Stored data entries
>> BEGIN
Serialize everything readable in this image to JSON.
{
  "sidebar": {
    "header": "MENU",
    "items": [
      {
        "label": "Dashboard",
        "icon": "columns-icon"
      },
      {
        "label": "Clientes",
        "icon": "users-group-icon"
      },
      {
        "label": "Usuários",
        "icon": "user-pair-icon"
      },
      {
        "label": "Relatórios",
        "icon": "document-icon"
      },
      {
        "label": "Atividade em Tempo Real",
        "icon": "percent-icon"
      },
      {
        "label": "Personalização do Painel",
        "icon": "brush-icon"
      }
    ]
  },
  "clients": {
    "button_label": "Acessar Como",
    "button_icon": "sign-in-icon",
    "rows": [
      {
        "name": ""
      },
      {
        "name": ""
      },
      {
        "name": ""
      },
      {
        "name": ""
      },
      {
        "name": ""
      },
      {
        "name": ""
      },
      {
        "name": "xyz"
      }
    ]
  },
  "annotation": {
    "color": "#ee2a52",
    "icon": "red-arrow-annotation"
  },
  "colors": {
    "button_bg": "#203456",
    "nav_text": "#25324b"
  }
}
>> END
• **Problem to work on**
Write out every record verbatim.

• **Full output**
Serialize everything readable in this image to JSON.
{
  "sidebar": {
    "header": "MENU",
    "items": [
      {
        "label": "Dashboard",
        "icon": "columns-icon"
      },
      {
        "label": "Clientes",
        "icon": "users-group-icon"
      },
      {
        "label": "Usuários",
        "icon": "user-pair-icon"
      },
      {
        "label": "Relatórios",
        "icon": "document-icon"
      },
      {
        "label": "Atividade em Tempo Real",
        "icon": "percent-icon"
      },
      {
        "label": "Personalização do Painel",
        "icon": "brush-icon"
      }
    ]
  },
  "clients": {
    "button_label": "Acessar Como",
    "button_icon": "sign-in-icon",
    "rows": [
      {
        "name": ""
      },
      {
        "name": ""
      },
      {
        "name": ""
      },
      {
        "name": ""
      },
      {
        "name": ""
      },
      {
        "name": ""
      },
      {
        "name": "xyz"
      }
    ]
  },
  "annotation": {
    "color": "#ee2a52",
    "icon": "red-arrow-annotation"
  },
  "colors": {
    "button_bg": "#203456",
    "nav_text": "#25324b"
  }
}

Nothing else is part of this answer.